Exercise description: Reproduce all the entries precisely.

------------------------------------------------

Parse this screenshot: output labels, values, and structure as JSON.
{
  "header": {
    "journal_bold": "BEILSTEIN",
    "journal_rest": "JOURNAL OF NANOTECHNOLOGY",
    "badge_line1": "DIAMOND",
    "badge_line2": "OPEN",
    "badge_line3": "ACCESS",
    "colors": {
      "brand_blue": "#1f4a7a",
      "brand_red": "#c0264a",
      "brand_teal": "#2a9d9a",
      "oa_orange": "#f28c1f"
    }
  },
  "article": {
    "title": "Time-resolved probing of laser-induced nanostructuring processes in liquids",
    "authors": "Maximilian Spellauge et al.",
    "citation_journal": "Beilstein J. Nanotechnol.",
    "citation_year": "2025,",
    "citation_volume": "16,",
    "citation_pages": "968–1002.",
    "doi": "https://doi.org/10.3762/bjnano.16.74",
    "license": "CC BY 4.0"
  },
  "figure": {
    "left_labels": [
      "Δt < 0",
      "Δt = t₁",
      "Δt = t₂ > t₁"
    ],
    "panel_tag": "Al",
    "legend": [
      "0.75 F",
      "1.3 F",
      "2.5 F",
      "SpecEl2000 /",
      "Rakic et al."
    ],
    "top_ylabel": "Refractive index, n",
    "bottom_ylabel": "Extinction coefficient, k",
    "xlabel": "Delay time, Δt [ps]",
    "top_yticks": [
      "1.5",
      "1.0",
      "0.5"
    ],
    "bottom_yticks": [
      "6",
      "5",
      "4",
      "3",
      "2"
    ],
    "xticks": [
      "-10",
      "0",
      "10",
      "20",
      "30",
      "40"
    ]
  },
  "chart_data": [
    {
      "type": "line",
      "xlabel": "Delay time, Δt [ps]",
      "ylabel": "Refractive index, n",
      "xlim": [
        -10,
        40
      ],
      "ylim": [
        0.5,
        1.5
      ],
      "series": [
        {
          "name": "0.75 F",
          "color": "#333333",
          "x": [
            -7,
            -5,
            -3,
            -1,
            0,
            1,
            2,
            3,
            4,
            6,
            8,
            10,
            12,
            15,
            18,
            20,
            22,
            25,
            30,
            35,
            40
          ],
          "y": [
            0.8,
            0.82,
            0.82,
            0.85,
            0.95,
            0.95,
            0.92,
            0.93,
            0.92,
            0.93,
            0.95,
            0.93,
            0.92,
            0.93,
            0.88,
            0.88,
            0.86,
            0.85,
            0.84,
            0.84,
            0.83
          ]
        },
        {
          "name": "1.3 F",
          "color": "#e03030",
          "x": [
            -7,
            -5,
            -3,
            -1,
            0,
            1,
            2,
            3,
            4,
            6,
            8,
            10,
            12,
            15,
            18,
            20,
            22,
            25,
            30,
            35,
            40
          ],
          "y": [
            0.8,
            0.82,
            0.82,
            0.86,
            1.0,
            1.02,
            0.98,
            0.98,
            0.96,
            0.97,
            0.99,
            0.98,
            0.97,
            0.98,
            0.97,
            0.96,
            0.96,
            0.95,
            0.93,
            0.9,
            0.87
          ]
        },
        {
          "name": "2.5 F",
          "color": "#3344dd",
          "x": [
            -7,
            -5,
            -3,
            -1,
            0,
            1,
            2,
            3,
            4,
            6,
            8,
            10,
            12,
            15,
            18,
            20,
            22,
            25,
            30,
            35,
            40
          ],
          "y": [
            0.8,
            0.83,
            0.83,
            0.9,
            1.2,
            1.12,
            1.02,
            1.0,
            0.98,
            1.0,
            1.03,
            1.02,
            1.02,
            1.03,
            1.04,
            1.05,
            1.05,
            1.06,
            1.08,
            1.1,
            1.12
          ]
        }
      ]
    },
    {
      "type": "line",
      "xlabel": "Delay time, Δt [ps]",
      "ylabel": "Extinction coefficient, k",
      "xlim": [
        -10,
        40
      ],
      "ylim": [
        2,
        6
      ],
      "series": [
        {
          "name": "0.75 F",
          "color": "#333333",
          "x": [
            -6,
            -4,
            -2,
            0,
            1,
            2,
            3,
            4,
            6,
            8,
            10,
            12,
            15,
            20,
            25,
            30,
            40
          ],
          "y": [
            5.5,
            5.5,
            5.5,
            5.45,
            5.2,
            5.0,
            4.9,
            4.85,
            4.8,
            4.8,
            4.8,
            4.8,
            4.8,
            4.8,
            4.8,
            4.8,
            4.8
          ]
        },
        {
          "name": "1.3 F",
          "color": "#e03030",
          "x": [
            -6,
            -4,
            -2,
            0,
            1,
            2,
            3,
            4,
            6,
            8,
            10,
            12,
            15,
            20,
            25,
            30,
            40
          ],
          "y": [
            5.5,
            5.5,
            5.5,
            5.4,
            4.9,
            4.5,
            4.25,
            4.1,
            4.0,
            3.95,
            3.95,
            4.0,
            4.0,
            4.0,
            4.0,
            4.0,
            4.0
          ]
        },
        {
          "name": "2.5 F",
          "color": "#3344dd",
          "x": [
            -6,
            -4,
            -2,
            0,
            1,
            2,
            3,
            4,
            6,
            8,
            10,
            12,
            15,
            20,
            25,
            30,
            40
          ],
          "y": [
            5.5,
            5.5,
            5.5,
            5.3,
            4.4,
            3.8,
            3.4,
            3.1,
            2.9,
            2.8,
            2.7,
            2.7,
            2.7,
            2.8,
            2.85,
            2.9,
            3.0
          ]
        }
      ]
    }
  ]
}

------------------------------------------------

Finished task:
Parse this screenshot: output labels, values, and structure as JSON.
{
  "header": {
    "journal_bold": "BEILSTEIN",
    "journal_rest": "JOURNAL OF NANOTECHNOLOGY",
    "badge_line1": "DIAMOND",
    "badge_line2": "OPEN",
    "badge_line3": "ACCESS",
    "colors": {
      "brand_blue": "#1f4a7a",
      "brand_red": "#c0264a",
      "brand_teal": "#2a9d9a",
      "oa_orange": "#f28c1f"
    }
  },
  "article": {
    "title": "Time-resolved probing of laser-induced nanostructuring processes in liquids",
    "authors": "Maximilian Spellauge et al.",
    "citation_journal": "Beilstein J. Nanotechnol.",
    "citation_year": "2025,",
    "citation_volume": "16,",
    "citation_pages": "968–1002.",
    "doi": "https://doi.org/10.3762/bjnano.16.74",
    "license": "CC BY 4.0"
  },
  "figure": {
    "left_labels": [
      "Δt < 0",
      "Δt = t₁",
      "Δt = t₂ > t₁"
    ],
    "panel_tag": "Al",
    "legend": [
      "0.75 F",
      "1.3 F",
      "2.5 F",
      "SpecEl2000 /",
      "Rakic et al."
    ],
    "top_ylabel": "Refractive index, n",
    "bottom_ylabel": "Extinction coefficient, k",
    "xlabel": "Delay time, Δt [ps]",
    "top_yticks": [
      "1.5",
      "1.0",
      "0.5"
    ],
    "bottom_yticks": [
      "6",
      "5",
      "4",
      "3",
      "2"
    ],
    "xticks": [
      "-10",
      "0",
      "10",
      "20",
      "30",
      "40"
    ]
  },
  "chart_data": [
    {
      "type": "line",
      "xlabel": "Delay time, Δt [ps]",
      "ylabel": "Refractive index, n",
      "xlim": [
        -10,
        40
      ],
      "ylim": [
        0.5,
        1.5
      ],
      "series": [
        {
          "name": "0.75 F",
          "color": "#333333",
          "x": [
            -7,
            -5,
            -3,
            -1,
            0,
            1,
            2,
            3,
            4,
            6,
            8,
            10,
            12,
            15,
            18,
            20,
            22,
            25,
            30,
            35,
            40
          ],
          "y": [
            0.8,
            0.82,
            0.82,
            0.85,
            0.95,
            0.95,
            0.92,
            0.93,
            0.92,
            0.93,
            0.95,
            0.93,
            0.92,
            0.93,
            0.88,
            0.88,
            0.86,
            0.85,
            0.84,
            0.84,
            0.83
          ]
        },
        {
          "name": "1.3 F",
          "color": "#e03030",
          "x": [
            -7,
            -5,
            -3,
            -1,
            0,
            1,
            2,
            3,
            4,
            6,
            8,
            10,
            12,
            15,
            18,
            20,
            22,
            25,
            30,
            35,
            40
          ],
          "y": [
            0.8,
            0.82,
            0.82,
            0.86,
            1.0,
            1.02,
            0.98,
            0.98,
            0.96,
            0.97,
            0.99,
            0.98,
            0.97,
            0.98,
            0.97,
            0.96,
            0.96,
            0.95,
            0.93,
            0.9,
            0.87
          ]
        },
        {
          "name": "2.5 F",
          "color": "#3344dd",
          "x": [
            -7,
            -5,
            -3,
            -1,
            0,
            1,
            2,
            3,
            4,
            6,
            8,
            10,
            12,
            15,
            18,
            20,
            22,
            25,
            30,
            35,
            40
          ],
          "y": [
            0.8,
            0.83,
            0.83,
            0.9,
            1.2,
            1.12,
            1.02,
            1.0,
            0.98,
            1.0,
            1.03,
            1.02,
            1.02,
            1.03,
            1.04,
            1.05,
            1.05,
            1.06,
            1.08,
            1.1,
            1.12
          ]
        }
      ]
    },
    {
      "type": "line",
      "xlabel": "Delay time, Δt [ps]",
      "ylabel": "Extinction coefficient, k",
      "xlim": [
        -10,
        40
      ],
      "ylim": [
        2,
        6
      ],
      "series": [
        {
          "name": "0.75 F",
          "color": "#333333",
          "x": [
            -6,
            -4,
            -2,
            0,
            1,
            2,
            3,
            4,
            6,
            8,
            10,
            12,
            15,
            20,
            25,
            30,
            40
          ],
          "y": [
            5.5,
            5.5,
            5.5,
            5.45,
            5.2,
            5.0,
            4.9,
            4.85,
            4.8,
            4.8,
            4.8,
            4.8,
            4.8,
            4.8,
            4.8,
            4.8,
            4.8
          ]
        },
        {
          "name": "1.3 F",
          "color": "#e03030",
          "x": [
            -6,
            -4,
            -2,
            0,
            1,
            2,
            3,
            4,
            6,
            8,
            10,
            12,
            15,
            20,
            25,
            30,
            40
          ],
          "y": [
            5.5,
            5.5,
            5.5,
            5.4,
            4.9,
            4.5,
            4.25,
            4.1,
            4.0,
            3.95,
            3.95,
            4.0,
            4.0,
            4.0,
            4.0,
            4.0,
            4.0
          ]
        },
        {
          "name": "2.5 F",
          "color": "#3344dd",
          "x": [
            -6,
            -4,
            -2,
            0,
            1,
            2,
            3,
            4,
            6,
            8,
            10,
            12,
            15,
            20,
            25,
            30,
            40
          ],
          "y": [
            5.5,
            5.5,
            5.5,
            5.3,
            4.4,
            3.8,
            3.4,
            3.1,
            2.9,
            2.8,
            2.7,
            2.7,
            2.7,
            2.8,
            2.85,
            2.9,
            3.0
          ]
        }
      ]
    }
  ]
}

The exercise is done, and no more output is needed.